======== Records supplied ========
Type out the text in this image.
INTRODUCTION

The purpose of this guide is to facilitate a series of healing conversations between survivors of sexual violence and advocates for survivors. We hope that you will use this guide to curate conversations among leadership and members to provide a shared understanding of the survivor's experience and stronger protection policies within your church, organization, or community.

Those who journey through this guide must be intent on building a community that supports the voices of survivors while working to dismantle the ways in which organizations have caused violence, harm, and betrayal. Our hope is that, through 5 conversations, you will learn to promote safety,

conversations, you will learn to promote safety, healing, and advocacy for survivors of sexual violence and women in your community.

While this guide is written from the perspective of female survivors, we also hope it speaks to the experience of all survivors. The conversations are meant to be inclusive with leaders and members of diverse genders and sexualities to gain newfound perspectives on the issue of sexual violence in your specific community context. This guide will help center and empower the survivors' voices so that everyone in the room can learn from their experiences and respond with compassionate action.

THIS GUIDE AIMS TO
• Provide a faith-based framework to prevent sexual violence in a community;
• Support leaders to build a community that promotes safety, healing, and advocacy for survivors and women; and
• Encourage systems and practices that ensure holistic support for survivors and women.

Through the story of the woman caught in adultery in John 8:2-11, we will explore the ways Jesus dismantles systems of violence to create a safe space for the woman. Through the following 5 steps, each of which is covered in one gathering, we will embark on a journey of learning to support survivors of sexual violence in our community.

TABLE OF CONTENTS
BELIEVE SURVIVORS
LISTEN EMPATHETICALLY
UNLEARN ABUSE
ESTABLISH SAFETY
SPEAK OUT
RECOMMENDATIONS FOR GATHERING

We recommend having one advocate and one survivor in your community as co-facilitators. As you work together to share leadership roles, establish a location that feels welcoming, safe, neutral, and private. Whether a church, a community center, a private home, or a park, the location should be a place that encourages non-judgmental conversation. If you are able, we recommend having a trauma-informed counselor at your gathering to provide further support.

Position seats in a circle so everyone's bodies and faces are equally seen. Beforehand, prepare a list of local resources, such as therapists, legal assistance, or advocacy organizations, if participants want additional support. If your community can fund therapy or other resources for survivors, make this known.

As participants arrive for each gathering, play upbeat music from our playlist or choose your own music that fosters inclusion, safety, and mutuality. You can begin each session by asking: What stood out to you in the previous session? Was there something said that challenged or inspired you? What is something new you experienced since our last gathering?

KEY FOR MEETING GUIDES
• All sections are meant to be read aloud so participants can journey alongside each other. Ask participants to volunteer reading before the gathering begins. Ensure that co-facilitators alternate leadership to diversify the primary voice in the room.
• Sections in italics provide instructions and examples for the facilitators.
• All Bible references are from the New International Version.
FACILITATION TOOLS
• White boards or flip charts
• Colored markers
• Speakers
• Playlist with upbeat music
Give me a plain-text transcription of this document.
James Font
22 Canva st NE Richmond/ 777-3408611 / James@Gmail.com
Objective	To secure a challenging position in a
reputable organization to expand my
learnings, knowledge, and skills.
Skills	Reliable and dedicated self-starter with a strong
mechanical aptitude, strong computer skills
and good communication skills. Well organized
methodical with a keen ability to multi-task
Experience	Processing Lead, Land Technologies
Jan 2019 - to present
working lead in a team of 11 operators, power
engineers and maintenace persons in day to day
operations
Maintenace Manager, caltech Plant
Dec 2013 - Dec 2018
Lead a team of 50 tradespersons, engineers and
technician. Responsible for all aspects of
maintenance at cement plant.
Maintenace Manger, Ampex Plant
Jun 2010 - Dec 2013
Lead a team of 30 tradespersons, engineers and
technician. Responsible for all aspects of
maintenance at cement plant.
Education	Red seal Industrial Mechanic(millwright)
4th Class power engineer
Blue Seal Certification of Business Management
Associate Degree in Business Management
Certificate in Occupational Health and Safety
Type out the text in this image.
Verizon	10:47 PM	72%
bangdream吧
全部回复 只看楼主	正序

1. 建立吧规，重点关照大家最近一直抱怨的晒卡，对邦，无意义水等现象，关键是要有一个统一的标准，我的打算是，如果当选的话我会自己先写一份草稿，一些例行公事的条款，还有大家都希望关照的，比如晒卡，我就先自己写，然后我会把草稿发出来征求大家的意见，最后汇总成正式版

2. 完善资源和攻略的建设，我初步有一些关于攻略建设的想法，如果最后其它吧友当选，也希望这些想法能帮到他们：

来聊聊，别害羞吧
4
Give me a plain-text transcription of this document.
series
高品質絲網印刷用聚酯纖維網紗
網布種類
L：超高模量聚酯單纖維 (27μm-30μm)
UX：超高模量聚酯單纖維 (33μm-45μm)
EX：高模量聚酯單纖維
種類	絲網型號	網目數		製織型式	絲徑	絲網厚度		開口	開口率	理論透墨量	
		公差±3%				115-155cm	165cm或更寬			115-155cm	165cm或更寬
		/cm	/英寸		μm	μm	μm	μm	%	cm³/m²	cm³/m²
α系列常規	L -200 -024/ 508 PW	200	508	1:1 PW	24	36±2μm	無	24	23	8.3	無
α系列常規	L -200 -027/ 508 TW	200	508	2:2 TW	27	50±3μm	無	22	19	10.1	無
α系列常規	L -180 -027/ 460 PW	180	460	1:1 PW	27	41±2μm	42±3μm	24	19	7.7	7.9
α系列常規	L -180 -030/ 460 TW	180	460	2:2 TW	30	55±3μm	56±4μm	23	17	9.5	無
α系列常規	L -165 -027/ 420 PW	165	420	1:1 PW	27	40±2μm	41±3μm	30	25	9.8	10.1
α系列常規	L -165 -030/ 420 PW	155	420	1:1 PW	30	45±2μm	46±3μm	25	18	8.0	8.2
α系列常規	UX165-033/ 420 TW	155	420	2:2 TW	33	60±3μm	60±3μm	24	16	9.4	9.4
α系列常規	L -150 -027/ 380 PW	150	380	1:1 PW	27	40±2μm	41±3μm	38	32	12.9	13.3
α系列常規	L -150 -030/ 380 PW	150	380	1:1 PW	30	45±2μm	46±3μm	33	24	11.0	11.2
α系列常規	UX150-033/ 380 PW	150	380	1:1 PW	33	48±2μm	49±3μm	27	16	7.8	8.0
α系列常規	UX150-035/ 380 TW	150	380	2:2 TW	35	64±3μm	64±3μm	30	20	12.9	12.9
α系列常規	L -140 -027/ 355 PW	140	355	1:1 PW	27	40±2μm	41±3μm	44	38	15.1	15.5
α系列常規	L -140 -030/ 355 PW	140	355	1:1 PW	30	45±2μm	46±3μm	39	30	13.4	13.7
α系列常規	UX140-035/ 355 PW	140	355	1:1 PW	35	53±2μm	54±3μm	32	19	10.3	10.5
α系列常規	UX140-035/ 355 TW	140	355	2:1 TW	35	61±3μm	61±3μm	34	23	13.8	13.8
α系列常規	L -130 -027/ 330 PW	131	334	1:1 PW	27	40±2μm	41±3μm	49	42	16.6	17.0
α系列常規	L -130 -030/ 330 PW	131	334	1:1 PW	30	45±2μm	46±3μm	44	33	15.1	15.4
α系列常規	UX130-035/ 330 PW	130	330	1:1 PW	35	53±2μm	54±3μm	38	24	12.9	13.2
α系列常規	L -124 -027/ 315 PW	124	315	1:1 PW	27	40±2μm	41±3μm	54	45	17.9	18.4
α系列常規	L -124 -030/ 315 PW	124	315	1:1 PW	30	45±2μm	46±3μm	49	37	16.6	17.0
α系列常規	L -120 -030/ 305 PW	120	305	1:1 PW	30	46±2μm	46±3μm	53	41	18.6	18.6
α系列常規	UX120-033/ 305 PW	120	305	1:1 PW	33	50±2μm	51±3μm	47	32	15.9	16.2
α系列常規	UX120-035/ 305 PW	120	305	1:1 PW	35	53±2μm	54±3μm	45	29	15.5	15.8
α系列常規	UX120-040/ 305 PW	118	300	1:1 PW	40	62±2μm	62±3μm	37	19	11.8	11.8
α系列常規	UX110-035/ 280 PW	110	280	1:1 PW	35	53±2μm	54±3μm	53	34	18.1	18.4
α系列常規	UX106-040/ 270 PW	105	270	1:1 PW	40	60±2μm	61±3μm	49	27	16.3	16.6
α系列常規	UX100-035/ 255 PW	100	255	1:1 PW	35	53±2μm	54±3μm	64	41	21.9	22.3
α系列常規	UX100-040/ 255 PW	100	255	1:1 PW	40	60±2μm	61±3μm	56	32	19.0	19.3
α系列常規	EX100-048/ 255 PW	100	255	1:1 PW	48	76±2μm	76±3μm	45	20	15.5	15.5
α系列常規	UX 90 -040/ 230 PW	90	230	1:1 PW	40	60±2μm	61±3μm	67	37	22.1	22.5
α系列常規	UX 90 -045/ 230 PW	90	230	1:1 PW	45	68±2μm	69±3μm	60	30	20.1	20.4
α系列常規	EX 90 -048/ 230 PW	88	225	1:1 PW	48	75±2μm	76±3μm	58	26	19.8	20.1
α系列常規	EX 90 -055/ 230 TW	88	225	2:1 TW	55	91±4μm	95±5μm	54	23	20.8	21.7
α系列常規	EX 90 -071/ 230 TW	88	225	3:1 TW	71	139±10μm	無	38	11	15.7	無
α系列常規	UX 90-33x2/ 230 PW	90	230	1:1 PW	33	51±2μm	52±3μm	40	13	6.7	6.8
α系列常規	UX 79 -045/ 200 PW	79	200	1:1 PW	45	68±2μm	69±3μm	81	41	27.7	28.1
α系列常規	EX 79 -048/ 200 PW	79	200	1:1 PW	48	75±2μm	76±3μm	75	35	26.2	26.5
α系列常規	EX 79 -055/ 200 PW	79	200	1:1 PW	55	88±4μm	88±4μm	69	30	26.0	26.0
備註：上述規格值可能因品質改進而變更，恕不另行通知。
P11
========
Locate the word "from" in the records above, and return each line that has it.

Full solution.
While this guide is written from the perspective of female survivors, we also hope it speaks to the experience of all survivors. The conversations are meant to be inclusive with leaders and members of diverse genders and sexualities to gain newfound perspectives on the issue of sexual violence in your specific community context. This guide will help center and empower the survivors' voices so that everyone in the room can learn from their experiences and respond with compassionate action.
As participants arrive for each gathering, play upbeat music from our playlist or choose your own music that fosters inclusion, safety, and mutuality. You can begin each session by asking: What stood out to you in the previous session? Was there something said that challenged or inspired you? What is something new you experienced since our last gathering?
• All Bible references are from the New International Version.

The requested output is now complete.